● **Exercise prompt**
Pull out every line of the listing below where "waves" appears.

Stored entries:
-.-.-
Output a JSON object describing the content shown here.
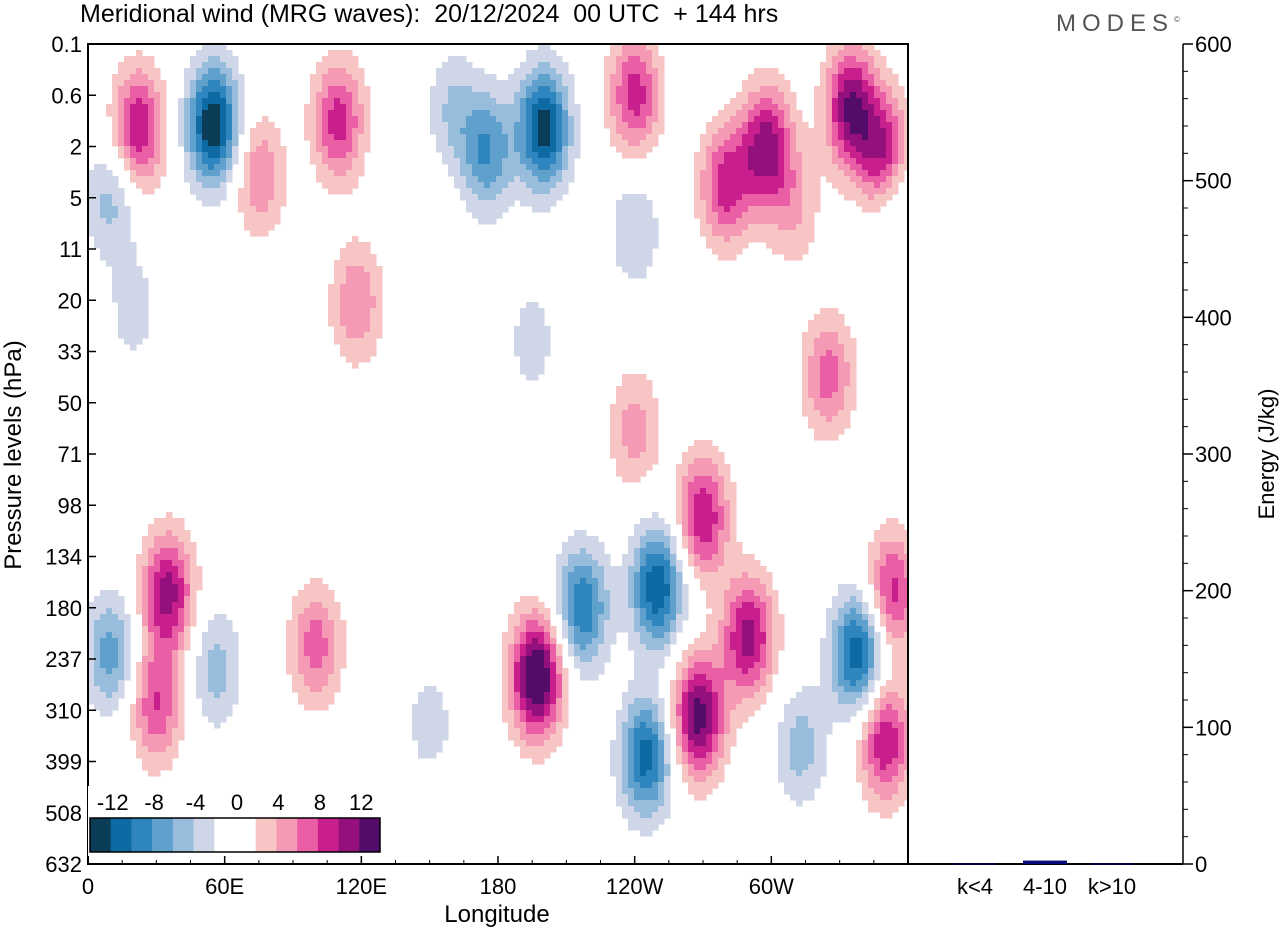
{
  "title": "Meridional wind (MRG waves):  20/12/2024  00 UTC  + 144 hrs",
  "logo": "MODES",
  "logo_mark": "©",
  "chart_data": [
    {
      "type": "heatmap",
      "title": "Meridional wind (MRG waves):  20/12/2024  00 UTC  + 144 hrs",
      "xlabel": "Longitude",
      "ylabel": "Pressure levels (hPa)",
      "x_ticks": [
        "0",
        "60E",
        "120E",
        "180",
        "120W",
        "60W"
      ],
      "y_ticks": [
        "0.1",
        "0.6",
        "2",
        "5",
        "11",
        "20",
        "33",
        "50",
        "71",
        "98",
        "134",
        "180",
        "237",
        "310",
        "399",
        "508",
        "632"
      ],
      "colorbar": {
        "labels": [
          "-12",
          "-8",
          "-4",
          "0",
          "4",
          "8",
          "12"
        ],
        "levels": [
          -14,
          -12,
          -10,
          -8,
          -6,
          -4,
          -2,
          0,
          2,
          4,
          6,
          8,
          10,
          12,
          14
        ],
        "colors": [
          "#0b3d57",
          "#0d6aa3",
          "#2f86bf",
          "#5fa0cd",
          "#98bcdc",
          "#cfd6e8",
          "#ffffff",
          "#ffffff",
          "#f7c6c4",
          "#f49ab4",
          "#ea5ea6",
          "#c81f8c",
          "#93107d",
          "#540c6b"
        ]
      },
      "blobs": [
        {
          "lon": 55,
          "level": 1.2,
          "v": -14
        },
        {
          "lon": 22,
          "level": 1.3,
          "v": 10
        },
        {
          "lon": 110,
          "level": 1.1,
          "v": 9
        },
        {
          "lon": 160,
          "level": 0.8,
          "v": -4
        },
        {
          "lon": 200,
          "level": 1.3,
          "v": -13
        },
        {
          "lon": 175,
          "level": 2.2,
          "v": -8
        },
        {
          "lon": 240,
          "level": 0.6,
          "v": 9
        },
        {
          "lon": 298,
          "level": 2.0,
          "v": 11
        },
        {
          "lon": 335,
          "level": 0.8,
          "v": 12
        },
        {
          "lon": 350,
          "level": 2.4,
          "v": 11
        },
        {
          "lon": 75,
          "level": 3.3,
          "v": 6
        },
        {
          "lon": 280,
          "level": 4.0,
          "v": 9
        },
        {
          "lon": 310,
          "level": 6.0,
          "v": 4
        },
        {
          "lon": 10,
          "level": 5.0,
          "v": -5
        },
        {
          "lon": 355,
          "level": 5.0,
          "v": -5
        },
        {
          "lon": 240,
          "level": 8.2,
          "v": -4
        },
        {
          "lon": 118,
          "level": 20.5,
          "v": 6
        },
        {
          "lon": 20,
          "level": 22,
          "v": -3
        },
        {
          "lon": 195,
          "level": 30,
          "v": -3
        },
        {
          "lon": 325,
          "level": 40,
          "v": 7
        },
        {
          "lon": 35,
          "level": 165,
          "v": 11
        },
        {
          "lon": 30,
          "level": 300,
          "v": 8
        },
        {
          "lon": 10,
          "level": 230,
          "v": -7
        },
        {
          "lon": 56,
          "level": 250,
          "v": -5
        },
        {
          "lon": 100,
          "level": 220,
          "v": 7
        },
        {
          "lon": 150,
          "level": 330,
          "v": -3
        },
        {
          "lon": 197,
          "level": 260,
          "v": 15
        },
        {
          "lon": 217,
          "level": 180,
          "v": -10
        },
        {
          "lon": 250,
          "level": 160,
          "v": -12
        },
        {
          "lon": 245,
          "level": 390,
          "v": -11
        },
        {
          "lon": 268,
          "level": 320,
          "v": 13
        },
        {
          "lon": 270,
          "level": 105,
          "v": 10
        },
        {
          "lon": 290,
          "level": 210,
          "v": 11
        },
        {
          "lon": 338,
          "level": 230,
          "v": -12
        },
        {
          "lon": 353,
          "level": 165,
          "v": 9
        },
        {
          "lon": 350,
          "level": 360,
          "v": 10
        },
        {
          "lon": 313,
          "level": 370,
          "v": -5
        },
        {
          "lon": 240,
          "level": 60,
          "v": 5
        }
      ]
    },
    {
      "type": "bar",
      "categories": [
        "k<4",
        "4-10",
        "k>10"
      ],
      "values": [
        0,
        2.5,
        0
      ],
      "ylabel": "Energy (J/kg)",
      "ylim": [
        0,
        600
      ],
      "y_ticks": [
        "0",
        "100",
        "200",
        "300",
        "400",
        "500",
        "600"
      ],
      "bar_color": "#0a0a7a"
    }
  ]
}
-.-.-
● **Task solution**
  "title": "Meridional wind (MRG waves):  20/12/2024  00 UTC  + 144 hrs",
      "title": "Meridional wind (MRG waves):  20/12/2024  00 UTC  + 144 hrs",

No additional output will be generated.